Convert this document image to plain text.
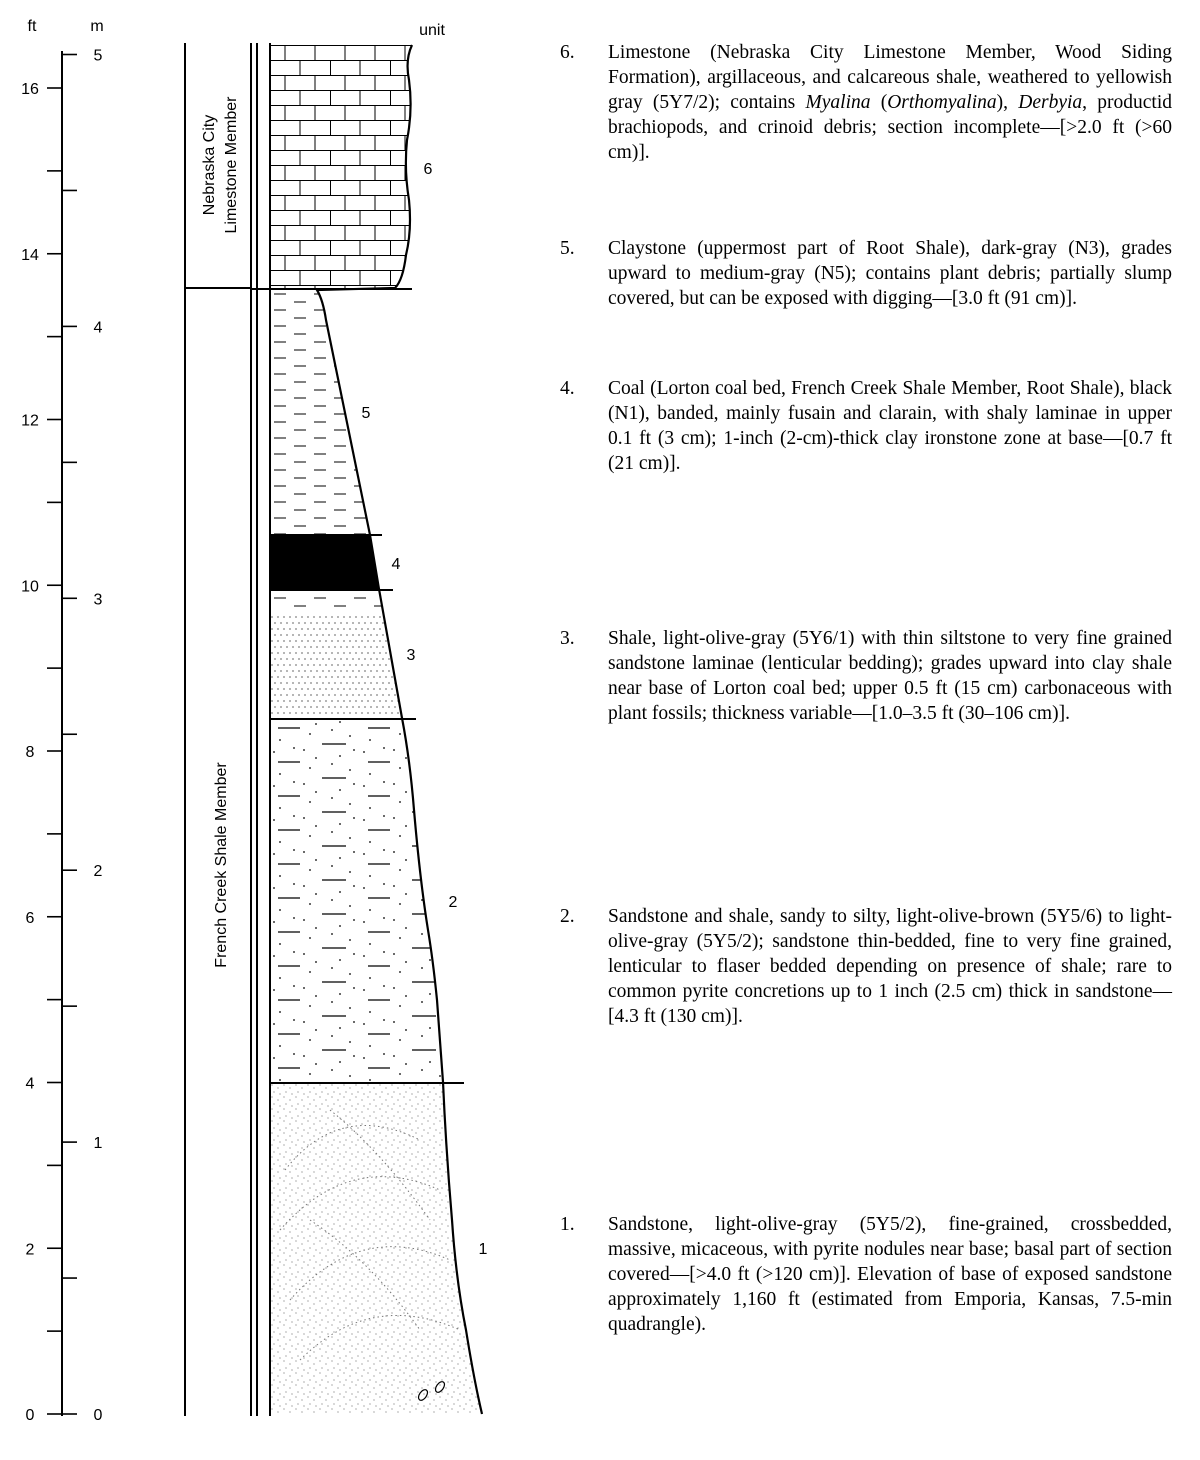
ft	m
0
2
4
6
8
10
12
14
16
0
1
2
3
4
5
Nebraska City Limestone Member
French Creek Shale Member
unit
6
5
4
3
2
1
6.	Limestone (Nebraska City Limestone Member, Wood Siding Formation), argillaceous, and calcareous shale, weathered to yellowish gray (5Y7/2); contains Myalina (Orthomyalina), Derbyia, productid brachiopods, and crinoid debris; section incomplete—[>2.0 ft (>60 cm)].
5.	Claystone (uppermost part of Root Shale), dark-gray (N3), grades upward to medium-gray (N5); contains plant debris; partially slump covered, but can be exposed with digging—[3.0 ft (91 cm)].
4.	Coal (Lorton coal bed, French Creek Shale Member, Root Shale), black (N1), banded, mainly fusain and clarain, with shaly laminae in upper 0.1 ft (3 cm); 1-inch (2-cm)-thick clay ironstone zone at base—[0.7 ft (21 cm)].
3.	Shale, light-olive-gray (5Y6/1) with thin siltstone to very fine grained sandstone laminae (lenticular bedding); grades upward into clay shale near base of Lorton coal bed; upper 0.5 ft (15 cm) carbonaceous with plant fossils; thickness variable—[1.0–3.5 ft (30–106 cm)].
2.	Sandstone and shale, sandy to silty, light-olive-brown (5Y5/6) to light-olive-gray (5Y5/2); sandstone thin-bedded, fine to very fine grained, lenticular to flaser bedded depending on presence of shale; rare to common pyrite concretions up to 1 inch (2.5 cm) thick in sandstone—[4.3 ft (130 cm)].
1.	Sandstone, light-olive-gray (5Y5/2), fine-grained, crossbedded, massive, micaceous, with pyrite nodules near base; basal part of section covered—[>4.0 ft (>120 cm)]. Elevation of base of exposed sandstone approximately 1,160 ft (estimated from Emporia, Kansas, 7.5-min quadrangle).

* * * * * * *

» Task directions
Make an exact copy of all entries above, dropping the images.

» Exercise response
Convert this document image to plain text.
ft	m
0
2
4
6
8
10
12
14
16
0
1
2
3
4
5
Nebraska City Limestone Member
French Creek Shale Member
unit
6
5
4
3
2
1
6.	Limestone (Nebraska City Limestone Member, Wood Siding Formation), argillaceous, and calcareous shale, weathered to yellowish gray (5Y7/2); contains Myalina (Orthomyalina), Derbyia, productid brachiopods, and crinoid debris; section incomplete—[>2.0 ft (>60 cm)].
5.	Claystone (uppermost part of Root Shale), dark-gray (N3), grades upward to medium-gray (N5); contains plant debris; partially slump covered, but can be exposed with digging—[3.0 ft (91 cm)].
4.	Coal (Lorton coal bed, French Creek Shale Member, Root Shale), black (N1), banded, mainly fusain and clarain, with shaly laminae in upper 0.1 ft (3 cm); 1-inch (2-cm)-thick clay ironstone zone at base—[0.7 ft (21 cm)].
3.	Shale, light-olive-gray (5Y6/1) with thin siltstone to very fine grained sandstone laminae (lenticular bedding); grades upward into clay shale near base of Lorton coal bed; upper 0.5 ft (15 cm) carbonaceous with plant fossils; thickness variable—[1.0–3.5 ft (30–106 cm)].
2.	Sandstone and shale, sandy to silty, light-olive-brown (5Y5/6) to light-olive-gray (5Y5/2); sandstone thin-bedded, fine to very fine grained, lenticular to flaser bedded depending on presence of shale; rare to common pyrite concretions up to 1 inch (2.5 cm) thick in sandstone—[4.3 ft (130 cm)].
1.	Sandstone, light-olive-gray (5Y5/2), fine-grained, crossbedded, massive, micaceous, with pyrite nodules near base; basal part of section covered—[>4.0 ft (>120 cm)]. Elevation of base of exposed sandstone approximately 1,160 ft (estimated from Emporia, Kansas, 7.5-min quadrangle).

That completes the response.